Select each line where the word "label" appears.
....
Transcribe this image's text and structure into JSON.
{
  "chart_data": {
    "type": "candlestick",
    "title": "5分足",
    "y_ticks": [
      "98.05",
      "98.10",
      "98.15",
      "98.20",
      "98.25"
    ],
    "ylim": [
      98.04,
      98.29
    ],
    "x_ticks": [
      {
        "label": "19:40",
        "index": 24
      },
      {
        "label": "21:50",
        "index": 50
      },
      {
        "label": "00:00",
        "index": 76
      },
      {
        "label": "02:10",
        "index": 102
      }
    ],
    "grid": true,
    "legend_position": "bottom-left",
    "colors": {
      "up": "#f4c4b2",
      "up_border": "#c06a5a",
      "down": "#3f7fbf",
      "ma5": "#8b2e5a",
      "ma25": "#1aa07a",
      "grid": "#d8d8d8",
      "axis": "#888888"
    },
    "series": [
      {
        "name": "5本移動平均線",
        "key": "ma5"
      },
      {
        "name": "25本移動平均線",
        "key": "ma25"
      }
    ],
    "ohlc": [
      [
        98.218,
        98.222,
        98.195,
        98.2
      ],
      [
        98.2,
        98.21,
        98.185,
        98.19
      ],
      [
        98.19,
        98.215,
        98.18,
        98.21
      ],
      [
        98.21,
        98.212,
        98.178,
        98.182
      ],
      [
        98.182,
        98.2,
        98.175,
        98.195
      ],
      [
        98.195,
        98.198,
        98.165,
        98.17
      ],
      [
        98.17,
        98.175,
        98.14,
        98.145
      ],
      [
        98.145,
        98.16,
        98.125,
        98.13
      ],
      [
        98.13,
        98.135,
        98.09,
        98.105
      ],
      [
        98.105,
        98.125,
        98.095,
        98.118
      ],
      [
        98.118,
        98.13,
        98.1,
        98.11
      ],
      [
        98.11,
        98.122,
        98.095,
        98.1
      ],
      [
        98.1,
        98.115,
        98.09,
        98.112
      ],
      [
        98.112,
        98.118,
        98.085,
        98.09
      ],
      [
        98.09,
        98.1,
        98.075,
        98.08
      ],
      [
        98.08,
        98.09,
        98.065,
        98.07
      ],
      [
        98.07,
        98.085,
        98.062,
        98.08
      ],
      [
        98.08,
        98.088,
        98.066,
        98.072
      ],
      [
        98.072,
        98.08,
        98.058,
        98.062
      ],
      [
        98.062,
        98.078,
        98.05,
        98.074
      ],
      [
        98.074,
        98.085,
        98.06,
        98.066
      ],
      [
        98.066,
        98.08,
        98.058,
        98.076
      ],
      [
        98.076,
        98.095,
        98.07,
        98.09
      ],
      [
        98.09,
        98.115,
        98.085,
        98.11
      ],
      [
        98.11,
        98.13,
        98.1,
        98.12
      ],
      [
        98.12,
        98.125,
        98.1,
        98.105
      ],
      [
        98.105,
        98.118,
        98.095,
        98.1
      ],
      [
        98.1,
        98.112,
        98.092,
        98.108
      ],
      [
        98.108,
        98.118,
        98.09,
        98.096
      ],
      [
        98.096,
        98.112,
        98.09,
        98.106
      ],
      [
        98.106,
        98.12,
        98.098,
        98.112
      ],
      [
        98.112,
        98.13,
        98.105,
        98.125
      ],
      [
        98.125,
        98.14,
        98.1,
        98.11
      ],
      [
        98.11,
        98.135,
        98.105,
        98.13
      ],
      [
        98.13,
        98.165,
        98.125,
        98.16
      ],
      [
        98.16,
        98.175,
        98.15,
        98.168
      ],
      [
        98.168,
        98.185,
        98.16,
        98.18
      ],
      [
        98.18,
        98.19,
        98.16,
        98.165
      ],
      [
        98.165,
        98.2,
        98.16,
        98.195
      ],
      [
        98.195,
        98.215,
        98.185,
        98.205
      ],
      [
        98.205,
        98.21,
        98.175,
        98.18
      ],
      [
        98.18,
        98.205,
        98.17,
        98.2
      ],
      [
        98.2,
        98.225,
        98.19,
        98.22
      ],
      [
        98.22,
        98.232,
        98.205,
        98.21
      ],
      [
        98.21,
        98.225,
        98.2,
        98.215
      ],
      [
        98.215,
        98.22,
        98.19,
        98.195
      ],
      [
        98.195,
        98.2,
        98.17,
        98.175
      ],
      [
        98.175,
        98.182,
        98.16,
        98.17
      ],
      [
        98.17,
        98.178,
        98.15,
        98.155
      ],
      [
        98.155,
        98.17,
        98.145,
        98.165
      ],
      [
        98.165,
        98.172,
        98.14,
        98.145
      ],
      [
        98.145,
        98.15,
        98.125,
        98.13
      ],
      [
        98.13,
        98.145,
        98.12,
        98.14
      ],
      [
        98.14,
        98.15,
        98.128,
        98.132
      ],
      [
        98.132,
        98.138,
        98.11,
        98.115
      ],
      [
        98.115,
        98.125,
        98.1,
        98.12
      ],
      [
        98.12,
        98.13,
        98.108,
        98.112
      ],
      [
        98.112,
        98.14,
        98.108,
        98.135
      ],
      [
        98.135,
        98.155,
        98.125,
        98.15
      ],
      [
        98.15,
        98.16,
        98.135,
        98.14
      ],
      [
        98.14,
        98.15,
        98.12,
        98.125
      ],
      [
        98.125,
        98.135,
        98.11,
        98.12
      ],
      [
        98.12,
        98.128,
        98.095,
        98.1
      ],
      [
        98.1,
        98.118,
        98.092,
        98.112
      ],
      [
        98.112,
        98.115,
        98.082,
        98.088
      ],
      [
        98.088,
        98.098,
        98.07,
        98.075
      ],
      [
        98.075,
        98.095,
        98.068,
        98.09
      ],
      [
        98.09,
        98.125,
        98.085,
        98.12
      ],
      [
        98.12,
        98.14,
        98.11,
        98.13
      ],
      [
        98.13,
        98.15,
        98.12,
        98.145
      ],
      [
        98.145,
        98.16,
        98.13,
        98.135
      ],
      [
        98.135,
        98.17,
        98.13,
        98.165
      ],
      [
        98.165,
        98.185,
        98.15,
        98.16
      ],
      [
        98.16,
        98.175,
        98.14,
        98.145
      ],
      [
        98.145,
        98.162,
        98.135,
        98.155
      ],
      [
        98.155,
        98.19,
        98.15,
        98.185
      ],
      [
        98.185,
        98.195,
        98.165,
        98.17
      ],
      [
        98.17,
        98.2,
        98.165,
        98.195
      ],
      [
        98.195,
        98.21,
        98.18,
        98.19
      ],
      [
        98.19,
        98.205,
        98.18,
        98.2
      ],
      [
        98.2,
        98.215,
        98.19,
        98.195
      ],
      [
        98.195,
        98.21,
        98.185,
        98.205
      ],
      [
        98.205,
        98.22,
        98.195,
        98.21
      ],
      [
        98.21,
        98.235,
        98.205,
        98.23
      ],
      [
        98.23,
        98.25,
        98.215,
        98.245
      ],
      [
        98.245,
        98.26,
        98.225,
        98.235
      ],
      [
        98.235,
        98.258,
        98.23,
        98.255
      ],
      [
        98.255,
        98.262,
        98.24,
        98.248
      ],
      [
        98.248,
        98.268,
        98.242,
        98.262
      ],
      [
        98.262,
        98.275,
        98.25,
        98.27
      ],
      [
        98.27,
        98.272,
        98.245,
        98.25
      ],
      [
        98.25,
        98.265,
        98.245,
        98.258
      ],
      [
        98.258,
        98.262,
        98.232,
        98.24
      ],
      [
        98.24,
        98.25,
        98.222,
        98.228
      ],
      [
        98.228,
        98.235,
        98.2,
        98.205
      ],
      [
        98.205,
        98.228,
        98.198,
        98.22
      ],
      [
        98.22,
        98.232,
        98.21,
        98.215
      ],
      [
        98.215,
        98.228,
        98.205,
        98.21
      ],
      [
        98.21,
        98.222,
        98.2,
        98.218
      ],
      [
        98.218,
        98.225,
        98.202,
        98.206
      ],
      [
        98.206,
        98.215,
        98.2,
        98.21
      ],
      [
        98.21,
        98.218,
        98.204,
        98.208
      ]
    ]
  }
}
....
Solution to the problem:
        "label": "19:40",
        "label": "21:50",
        "label": "00:00",
        "label": "02:10",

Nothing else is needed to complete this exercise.